- **WORK REQUIRED**:
From the text below about buying property in Thailand, extract word for word the part that opens with the words "Thailand receives by" and closes with "of property investors.".

Thailand receives by far the most travelers in Southeast Asia and real estate prices in Bangkok have increased significantly in the past decade. Luxury condo units in the central parts of Bangkok can fetch as much as THB 500,000 per square meter.

While most investments are focused on the central parts of Bangkok, smaller cities and islands like Pattaya, Phuket, Hua Hin, and Koh Samui receive a fair share of property investors.

Learning about local buying regulations, taxes, and whether you can rent out properties are just examples of important topics you should learn about before engaging in the Thai market.

In this article, I explain how you can invest in residential real estate as a foreigner in Thailand, including the most important items.

Topics covered:

  • Can foreigners buy property in Thailand?
  • Buying a Condo in Thailand
  • Buying a Villa
  • Financing a Property in Thailand
  • Getting a Mortgage as a Foreigner
  • Getting an International Property Loan
  • Real Estate Taxes
  • Renting Out Property in Thailand
  • FAQ

Can foreigners buy property in Thailand?

- **ROWS**:
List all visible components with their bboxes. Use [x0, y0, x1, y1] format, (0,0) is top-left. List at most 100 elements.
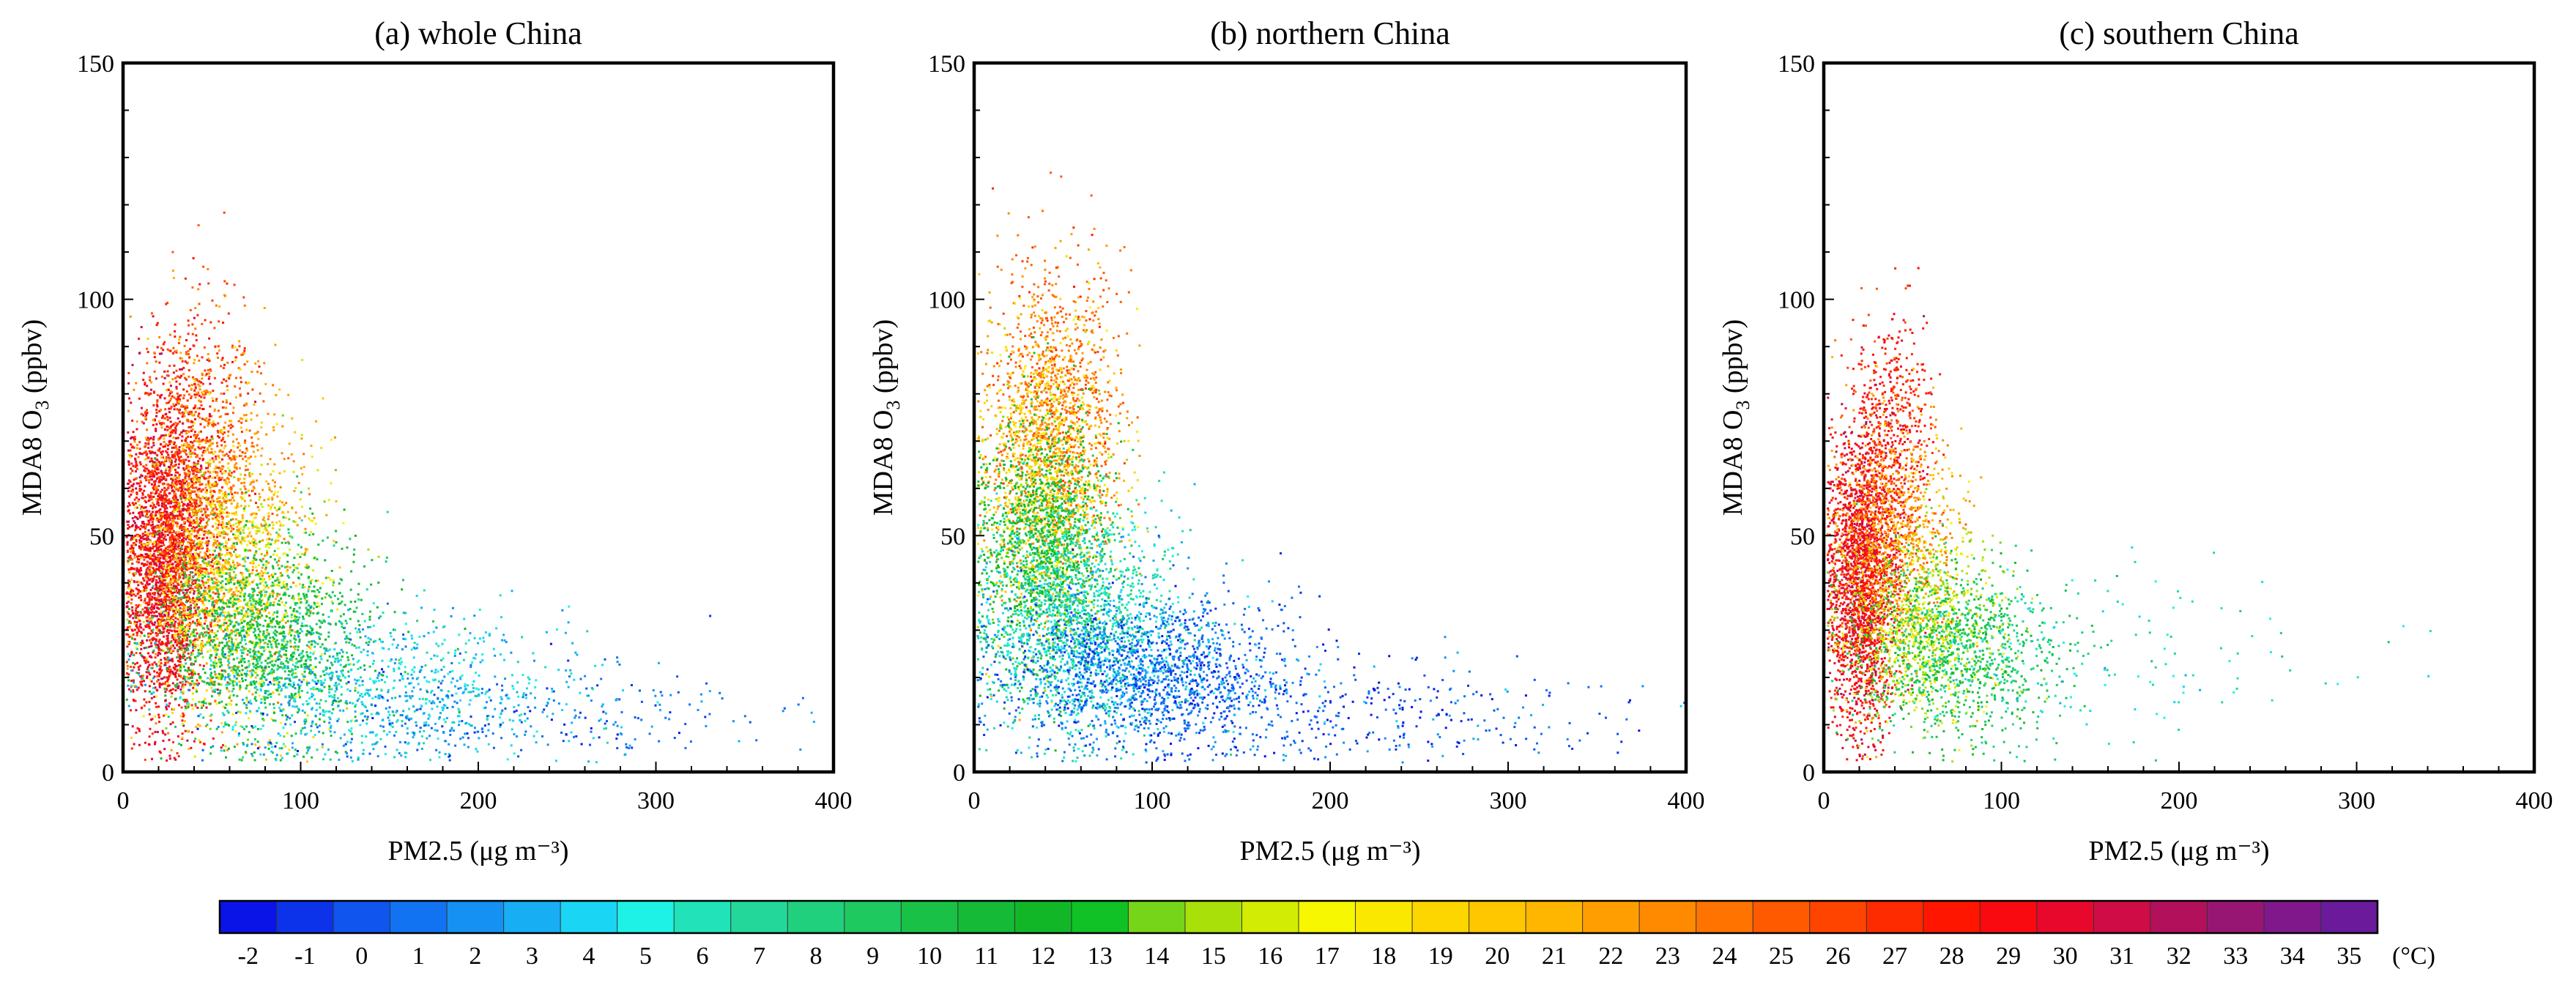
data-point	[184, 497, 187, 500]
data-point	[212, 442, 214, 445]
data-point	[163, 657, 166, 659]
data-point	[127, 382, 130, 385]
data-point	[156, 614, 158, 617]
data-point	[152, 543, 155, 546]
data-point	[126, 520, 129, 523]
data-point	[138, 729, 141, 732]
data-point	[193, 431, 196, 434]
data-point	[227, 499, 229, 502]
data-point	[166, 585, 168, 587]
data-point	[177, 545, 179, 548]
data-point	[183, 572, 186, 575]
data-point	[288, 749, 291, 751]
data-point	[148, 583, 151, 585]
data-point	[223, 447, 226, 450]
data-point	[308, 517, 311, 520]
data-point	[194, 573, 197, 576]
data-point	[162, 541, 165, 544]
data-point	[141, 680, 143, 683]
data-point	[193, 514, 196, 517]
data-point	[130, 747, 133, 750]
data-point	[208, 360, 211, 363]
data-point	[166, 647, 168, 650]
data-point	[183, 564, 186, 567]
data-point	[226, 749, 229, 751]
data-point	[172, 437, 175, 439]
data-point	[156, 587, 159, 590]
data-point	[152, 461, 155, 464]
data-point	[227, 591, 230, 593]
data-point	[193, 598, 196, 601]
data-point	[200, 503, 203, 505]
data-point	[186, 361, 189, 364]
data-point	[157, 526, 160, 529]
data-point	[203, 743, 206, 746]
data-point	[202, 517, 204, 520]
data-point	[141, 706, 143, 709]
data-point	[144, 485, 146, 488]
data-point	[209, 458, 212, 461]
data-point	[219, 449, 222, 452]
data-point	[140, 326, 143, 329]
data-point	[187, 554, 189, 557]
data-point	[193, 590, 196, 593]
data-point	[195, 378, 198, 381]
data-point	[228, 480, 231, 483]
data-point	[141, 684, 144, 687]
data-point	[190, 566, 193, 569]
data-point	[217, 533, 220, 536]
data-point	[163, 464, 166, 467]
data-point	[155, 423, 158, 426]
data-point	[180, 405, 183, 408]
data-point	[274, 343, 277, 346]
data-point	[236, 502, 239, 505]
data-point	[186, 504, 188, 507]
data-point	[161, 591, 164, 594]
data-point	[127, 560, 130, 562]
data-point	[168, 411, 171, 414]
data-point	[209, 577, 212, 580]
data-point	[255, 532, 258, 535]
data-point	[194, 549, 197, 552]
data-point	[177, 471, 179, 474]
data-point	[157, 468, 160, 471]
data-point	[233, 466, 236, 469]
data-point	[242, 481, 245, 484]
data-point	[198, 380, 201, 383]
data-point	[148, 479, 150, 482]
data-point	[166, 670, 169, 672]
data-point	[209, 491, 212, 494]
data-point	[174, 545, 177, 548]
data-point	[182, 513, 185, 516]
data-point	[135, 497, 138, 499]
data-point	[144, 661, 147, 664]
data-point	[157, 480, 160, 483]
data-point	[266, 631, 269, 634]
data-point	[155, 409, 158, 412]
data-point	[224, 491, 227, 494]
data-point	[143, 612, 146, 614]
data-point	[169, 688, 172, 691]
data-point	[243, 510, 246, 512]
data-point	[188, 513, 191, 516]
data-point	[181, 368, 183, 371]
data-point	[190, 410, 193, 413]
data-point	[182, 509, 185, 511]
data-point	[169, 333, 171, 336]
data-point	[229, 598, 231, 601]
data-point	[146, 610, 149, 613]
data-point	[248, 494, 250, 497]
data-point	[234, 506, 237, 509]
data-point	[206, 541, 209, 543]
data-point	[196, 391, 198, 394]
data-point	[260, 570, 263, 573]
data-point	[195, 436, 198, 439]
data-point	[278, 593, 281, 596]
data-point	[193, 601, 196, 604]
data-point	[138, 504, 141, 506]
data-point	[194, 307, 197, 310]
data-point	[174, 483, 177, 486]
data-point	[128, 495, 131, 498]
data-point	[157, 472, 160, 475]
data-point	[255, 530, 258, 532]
==
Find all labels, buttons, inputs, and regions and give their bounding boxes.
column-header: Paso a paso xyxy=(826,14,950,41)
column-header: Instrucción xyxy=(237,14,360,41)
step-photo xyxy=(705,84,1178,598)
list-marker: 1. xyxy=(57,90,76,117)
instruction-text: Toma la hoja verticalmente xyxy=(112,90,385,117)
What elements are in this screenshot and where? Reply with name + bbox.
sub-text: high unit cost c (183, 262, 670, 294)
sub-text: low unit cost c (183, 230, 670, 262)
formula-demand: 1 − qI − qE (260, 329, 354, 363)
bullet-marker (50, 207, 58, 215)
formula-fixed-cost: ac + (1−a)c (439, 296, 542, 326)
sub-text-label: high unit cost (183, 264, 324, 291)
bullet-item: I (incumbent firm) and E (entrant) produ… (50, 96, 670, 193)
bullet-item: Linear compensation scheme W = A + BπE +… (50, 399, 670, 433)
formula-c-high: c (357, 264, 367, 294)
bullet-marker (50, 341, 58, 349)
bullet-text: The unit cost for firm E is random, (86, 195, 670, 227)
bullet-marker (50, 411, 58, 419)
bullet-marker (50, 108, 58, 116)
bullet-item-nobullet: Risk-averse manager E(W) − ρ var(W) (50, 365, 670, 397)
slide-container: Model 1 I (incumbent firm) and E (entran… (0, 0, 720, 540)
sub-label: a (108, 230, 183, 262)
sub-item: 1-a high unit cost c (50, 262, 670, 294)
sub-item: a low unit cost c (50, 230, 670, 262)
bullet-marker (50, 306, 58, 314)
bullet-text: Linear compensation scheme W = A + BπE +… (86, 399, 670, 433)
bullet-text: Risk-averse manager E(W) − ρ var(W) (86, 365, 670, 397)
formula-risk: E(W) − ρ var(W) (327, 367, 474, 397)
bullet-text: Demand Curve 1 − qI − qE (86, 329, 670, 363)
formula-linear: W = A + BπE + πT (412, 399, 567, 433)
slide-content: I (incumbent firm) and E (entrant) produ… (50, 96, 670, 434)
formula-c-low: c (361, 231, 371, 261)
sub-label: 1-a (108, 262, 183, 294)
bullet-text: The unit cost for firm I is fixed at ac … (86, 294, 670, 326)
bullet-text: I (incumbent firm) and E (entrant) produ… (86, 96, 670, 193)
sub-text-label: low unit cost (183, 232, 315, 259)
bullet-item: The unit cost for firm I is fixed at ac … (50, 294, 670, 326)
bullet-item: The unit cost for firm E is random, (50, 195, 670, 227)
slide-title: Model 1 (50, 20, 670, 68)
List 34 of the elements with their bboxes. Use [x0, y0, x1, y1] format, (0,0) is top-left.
* * *
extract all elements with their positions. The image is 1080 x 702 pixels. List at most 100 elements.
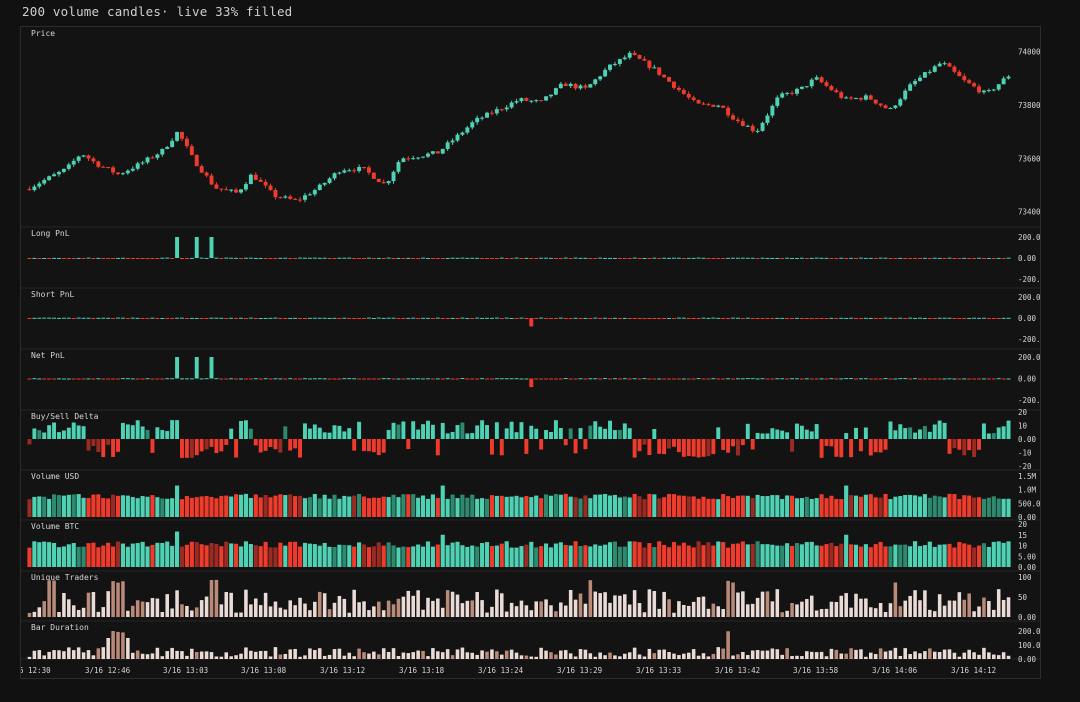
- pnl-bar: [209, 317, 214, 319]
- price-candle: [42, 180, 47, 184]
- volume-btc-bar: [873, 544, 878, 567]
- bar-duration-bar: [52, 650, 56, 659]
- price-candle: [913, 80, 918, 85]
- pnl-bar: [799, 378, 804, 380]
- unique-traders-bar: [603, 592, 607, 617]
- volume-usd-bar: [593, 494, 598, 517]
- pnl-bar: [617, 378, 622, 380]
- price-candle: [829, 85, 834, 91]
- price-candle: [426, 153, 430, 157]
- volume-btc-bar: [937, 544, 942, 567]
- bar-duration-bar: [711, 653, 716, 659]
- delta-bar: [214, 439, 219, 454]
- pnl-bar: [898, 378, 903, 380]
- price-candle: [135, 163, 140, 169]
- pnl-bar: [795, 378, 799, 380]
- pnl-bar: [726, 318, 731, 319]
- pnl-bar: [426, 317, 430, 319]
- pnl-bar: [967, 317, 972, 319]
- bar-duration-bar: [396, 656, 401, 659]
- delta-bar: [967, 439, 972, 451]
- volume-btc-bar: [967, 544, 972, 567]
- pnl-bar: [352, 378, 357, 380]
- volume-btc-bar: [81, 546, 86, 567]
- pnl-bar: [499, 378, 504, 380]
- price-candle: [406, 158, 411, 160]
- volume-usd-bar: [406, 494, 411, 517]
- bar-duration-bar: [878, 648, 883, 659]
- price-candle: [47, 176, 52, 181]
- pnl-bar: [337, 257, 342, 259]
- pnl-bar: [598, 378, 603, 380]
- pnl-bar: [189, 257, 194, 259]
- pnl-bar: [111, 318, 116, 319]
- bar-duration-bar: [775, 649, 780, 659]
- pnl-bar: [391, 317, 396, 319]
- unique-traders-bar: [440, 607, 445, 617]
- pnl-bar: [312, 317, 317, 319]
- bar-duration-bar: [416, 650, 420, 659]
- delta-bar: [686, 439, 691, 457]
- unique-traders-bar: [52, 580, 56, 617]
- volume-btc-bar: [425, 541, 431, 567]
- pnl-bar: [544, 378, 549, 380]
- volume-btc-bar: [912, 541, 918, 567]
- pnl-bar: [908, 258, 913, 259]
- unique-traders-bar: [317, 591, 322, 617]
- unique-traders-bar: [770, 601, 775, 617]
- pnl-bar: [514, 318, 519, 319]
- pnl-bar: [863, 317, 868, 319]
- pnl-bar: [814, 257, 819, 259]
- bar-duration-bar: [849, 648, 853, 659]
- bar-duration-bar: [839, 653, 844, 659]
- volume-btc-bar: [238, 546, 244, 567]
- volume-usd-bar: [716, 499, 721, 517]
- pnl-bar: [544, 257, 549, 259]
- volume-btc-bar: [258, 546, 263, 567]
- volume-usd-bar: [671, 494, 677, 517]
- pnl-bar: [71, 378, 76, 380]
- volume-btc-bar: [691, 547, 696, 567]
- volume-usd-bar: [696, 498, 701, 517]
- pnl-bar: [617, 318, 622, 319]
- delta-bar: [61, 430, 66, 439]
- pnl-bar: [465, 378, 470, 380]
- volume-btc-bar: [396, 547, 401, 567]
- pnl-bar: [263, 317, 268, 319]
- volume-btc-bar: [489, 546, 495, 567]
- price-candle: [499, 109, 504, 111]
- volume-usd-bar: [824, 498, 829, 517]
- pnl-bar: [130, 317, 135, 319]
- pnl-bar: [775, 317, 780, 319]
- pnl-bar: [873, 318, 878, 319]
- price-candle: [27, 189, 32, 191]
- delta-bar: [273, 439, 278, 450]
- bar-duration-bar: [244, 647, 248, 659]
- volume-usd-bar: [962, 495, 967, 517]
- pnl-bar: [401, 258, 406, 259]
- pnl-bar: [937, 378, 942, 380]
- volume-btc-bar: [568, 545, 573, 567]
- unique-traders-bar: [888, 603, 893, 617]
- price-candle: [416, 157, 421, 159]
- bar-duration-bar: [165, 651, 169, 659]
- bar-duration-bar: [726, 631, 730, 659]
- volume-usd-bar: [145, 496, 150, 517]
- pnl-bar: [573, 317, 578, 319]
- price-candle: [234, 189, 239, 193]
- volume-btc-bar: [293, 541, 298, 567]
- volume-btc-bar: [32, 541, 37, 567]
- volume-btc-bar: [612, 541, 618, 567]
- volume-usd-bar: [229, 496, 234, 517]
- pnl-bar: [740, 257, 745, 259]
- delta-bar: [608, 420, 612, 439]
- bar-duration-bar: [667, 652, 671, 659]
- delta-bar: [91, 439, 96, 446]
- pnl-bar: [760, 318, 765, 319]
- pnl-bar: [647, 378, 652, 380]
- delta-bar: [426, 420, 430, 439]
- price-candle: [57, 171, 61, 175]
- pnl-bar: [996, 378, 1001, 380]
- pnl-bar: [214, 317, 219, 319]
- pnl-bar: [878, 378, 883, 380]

- **RESPONSE TO THE EXERCISE**:
Thailand receives by far the most travelers in Southeast Asia and real estate prices in Bangkok have increased significantly in the past decade. Luxury condo units in the central parts of Bangkok can fetch as much as THB 500,000 per square meter.

While most investments are focused on the central parts of Bangkok, smaller cities and islands like Pattaya, Phuket, Hua Hin, and Koh Samui receive a fair share of property investors.